◆ **What you have to do**: Transcribe the records below exactly, leaving out any pictures.

** Start Records to process **

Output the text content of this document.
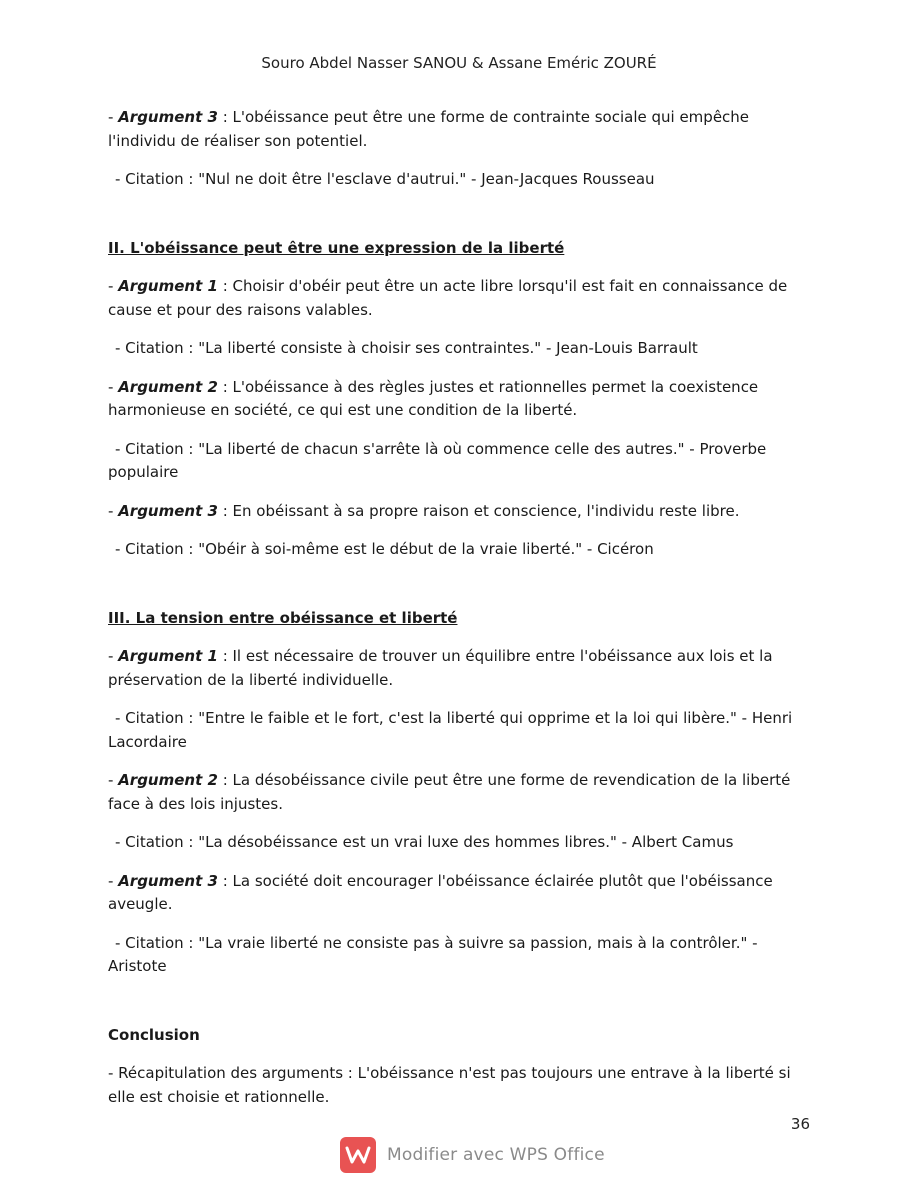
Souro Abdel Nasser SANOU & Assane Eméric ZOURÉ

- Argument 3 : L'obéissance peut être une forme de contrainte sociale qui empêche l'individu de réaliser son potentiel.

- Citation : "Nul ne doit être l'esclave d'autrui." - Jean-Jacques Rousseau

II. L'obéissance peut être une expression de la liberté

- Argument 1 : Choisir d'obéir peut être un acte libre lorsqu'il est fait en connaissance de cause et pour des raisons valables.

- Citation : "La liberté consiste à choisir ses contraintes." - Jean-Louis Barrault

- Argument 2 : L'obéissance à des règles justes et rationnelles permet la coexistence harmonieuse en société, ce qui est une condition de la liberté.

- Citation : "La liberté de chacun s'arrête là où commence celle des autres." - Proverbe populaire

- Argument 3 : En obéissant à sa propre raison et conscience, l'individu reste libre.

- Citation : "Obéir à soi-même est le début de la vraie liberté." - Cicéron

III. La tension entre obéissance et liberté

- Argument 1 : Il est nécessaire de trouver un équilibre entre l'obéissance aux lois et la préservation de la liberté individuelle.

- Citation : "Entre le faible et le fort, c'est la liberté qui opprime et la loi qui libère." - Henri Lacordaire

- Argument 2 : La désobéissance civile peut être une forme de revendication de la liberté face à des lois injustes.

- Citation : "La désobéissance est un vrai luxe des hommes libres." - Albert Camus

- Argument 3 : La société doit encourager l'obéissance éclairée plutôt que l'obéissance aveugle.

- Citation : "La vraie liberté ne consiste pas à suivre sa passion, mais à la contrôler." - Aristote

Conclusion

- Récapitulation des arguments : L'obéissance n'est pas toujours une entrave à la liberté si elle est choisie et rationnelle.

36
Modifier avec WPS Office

** End Records to process **

◆ **Solution for this task**:
Output the text content of this document.
Souro Abdel Nasser SANOU & Assane Eméric ZOURÉ

- Argument 3 : L'obéissance peut être une forme de contrainte sociale qui empêche l'individu de réaliser son potentiel.

- Citation : "Nul ne doit être l'esclave d'autrui." - Jean-Jacques Rousseau

II. L'obéissance peut être une expression de la liberté

- Argument 1 : Choisir d'obéir peut être un acte libre lorsqu'il est fait en connaissance de cause et pour des raisons valables.

- Citation : "La liberté consiste à choisir ses contraintes." - Jean-Louis Barrault

- Argument 2 : L'obéissance à des règles justes et rationnelles permet la coexistence harmonieuse en société, ce qui est une condition de la liberté.

- Citation : "La liberté de chacun s'arrête là où commence celle des autres." - Proverbe populaire

- Argument 3 : En obéissant à sa propre raison et conscience, l'individu reste libre.

- Citation : "Obéir à soi-même est le début de la vraie liberté." - Cicéron

III. La tension entre obéissance et liberté

- Argument 1 : Il est nécessaire de trouver un équilibre entre l'obéissance aux lois et la préservation de la liberté individuelle.

- Citation : "Entre le faible et le fort, c'est la liberté qui opprime et la loi qui libère." - Henri Lacordaire

- Argument 2 : La désobéissance civile peut être une forme de revendication de la liberté face à des lois injustes.

- Citation : "La désobéissance est un vrai luxe des hommes libres." - Albert Camus

- Argument 3 : La société doit encourager l'obéissance éclairée plutôt que l'obéissance aveugle.

- Citation : "La vraie liberté ne consiste pas à suivre sa passion, mais à la contrôler." - Aristote

Conclusion

- Récapitulation des arguments : L'obéissance n'est pas toujours une entrave à la liberté si elle est choisie et rationnelle.

36
Modifier avec WPS Office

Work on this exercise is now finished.